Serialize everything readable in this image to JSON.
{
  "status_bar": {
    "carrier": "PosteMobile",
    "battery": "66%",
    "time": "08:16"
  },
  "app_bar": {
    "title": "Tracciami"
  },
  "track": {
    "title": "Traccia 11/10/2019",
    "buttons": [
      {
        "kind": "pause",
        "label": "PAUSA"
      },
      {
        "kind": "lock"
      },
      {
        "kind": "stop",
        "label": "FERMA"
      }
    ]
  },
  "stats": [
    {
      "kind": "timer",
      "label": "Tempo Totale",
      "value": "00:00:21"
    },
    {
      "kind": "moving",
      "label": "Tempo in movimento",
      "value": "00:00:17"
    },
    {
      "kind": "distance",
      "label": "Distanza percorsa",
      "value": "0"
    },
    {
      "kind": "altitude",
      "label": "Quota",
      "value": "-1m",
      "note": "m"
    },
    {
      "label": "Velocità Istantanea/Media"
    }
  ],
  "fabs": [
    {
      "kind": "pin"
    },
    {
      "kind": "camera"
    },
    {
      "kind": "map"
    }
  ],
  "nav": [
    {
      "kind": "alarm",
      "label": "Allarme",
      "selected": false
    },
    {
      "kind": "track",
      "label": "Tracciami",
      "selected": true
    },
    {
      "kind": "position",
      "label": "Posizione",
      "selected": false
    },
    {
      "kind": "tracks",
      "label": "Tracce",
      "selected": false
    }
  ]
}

...

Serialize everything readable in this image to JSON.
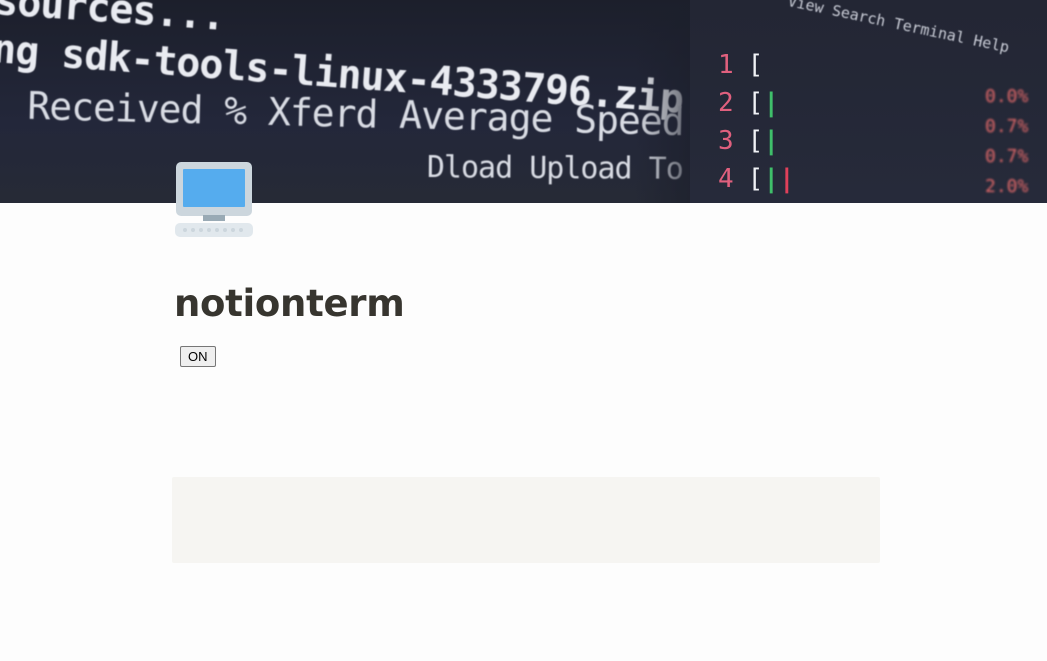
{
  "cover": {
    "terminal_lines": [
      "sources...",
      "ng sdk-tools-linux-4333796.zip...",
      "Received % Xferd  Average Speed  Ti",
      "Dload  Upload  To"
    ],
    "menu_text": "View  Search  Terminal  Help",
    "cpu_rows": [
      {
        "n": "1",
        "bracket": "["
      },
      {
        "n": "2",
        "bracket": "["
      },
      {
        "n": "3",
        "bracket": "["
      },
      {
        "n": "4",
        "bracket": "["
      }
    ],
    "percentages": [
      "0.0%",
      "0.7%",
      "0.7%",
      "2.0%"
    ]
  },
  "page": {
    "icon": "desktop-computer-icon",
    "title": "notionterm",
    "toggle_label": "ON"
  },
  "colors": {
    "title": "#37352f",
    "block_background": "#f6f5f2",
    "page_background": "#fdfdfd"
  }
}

---

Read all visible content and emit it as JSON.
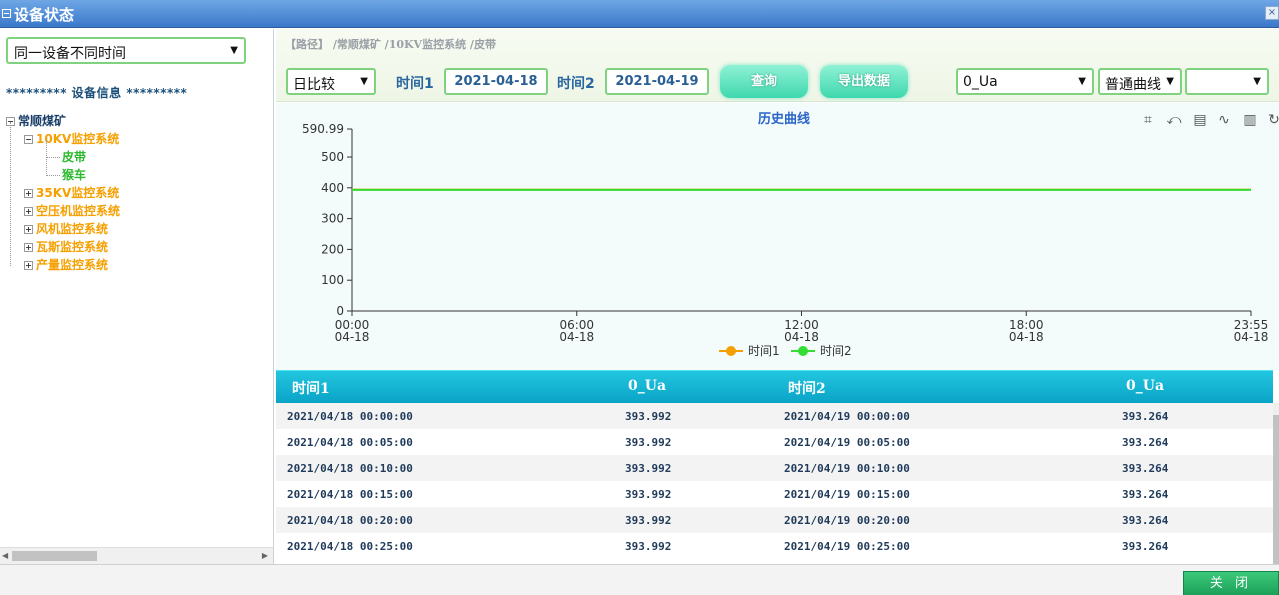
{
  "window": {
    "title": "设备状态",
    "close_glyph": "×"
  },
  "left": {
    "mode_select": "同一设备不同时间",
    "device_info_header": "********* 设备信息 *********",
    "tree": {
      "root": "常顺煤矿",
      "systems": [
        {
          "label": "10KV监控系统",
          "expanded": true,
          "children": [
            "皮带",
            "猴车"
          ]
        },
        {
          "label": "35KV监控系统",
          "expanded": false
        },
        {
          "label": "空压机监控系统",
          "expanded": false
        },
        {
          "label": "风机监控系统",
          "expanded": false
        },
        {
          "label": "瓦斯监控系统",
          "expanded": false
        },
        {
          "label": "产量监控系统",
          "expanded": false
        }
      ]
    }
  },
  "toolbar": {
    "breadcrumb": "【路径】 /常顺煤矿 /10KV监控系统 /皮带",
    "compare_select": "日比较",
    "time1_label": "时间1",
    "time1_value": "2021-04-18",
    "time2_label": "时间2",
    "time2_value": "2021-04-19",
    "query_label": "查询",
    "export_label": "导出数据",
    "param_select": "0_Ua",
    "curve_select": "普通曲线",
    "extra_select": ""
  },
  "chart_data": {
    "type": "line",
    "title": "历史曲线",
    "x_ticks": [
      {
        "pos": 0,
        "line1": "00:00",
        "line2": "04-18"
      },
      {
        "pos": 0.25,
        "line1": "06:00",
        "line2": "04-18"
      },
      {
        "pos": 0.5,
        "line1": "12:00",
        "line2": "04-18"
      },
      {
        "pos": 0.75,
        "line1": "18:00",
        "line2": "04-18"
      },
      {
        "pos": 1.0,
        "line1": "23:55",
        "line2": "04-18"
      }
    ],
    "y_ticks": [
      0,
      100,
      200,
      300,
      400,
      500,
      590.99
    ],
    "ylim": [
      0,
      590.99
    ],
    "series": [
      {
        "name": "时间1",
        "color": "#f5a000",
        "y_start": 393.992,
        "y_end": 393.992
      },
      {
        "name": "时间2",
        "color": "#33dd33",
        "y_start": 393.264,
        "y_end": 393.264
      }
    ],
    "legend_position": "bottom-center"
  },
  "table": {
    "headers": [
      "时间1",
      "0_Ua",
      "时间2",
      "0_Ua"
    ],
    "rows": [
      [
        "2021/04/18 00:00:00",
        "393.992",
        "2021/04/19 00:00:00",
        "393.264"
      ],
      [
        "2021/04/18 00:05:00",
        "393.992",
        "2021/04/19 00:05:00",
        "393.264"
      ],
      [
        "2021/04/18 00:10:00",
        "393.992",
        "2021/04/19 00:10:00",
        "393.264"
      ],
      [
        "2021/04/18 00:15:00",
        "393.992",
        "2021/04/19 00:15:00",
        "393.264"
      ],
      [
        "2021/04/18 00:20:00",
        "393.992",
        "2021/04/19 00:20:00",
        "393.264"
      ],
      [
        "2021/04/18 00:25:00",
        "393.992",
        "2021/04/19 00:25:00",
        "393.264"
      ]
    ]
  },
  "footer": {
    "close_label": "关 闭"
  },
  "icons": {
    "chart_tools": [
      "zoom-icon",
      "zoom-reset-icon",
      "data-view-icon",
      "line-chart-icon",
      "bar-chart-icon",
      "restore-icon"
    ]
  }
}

Short problem:
Pull every line containing "常顺煤矿" out of the data above.

Task solution:
      "root": "常顺煤矿",
    "breadcrumb": "【路径】 /常顺煤矿 /10KV监控系统 /皮带",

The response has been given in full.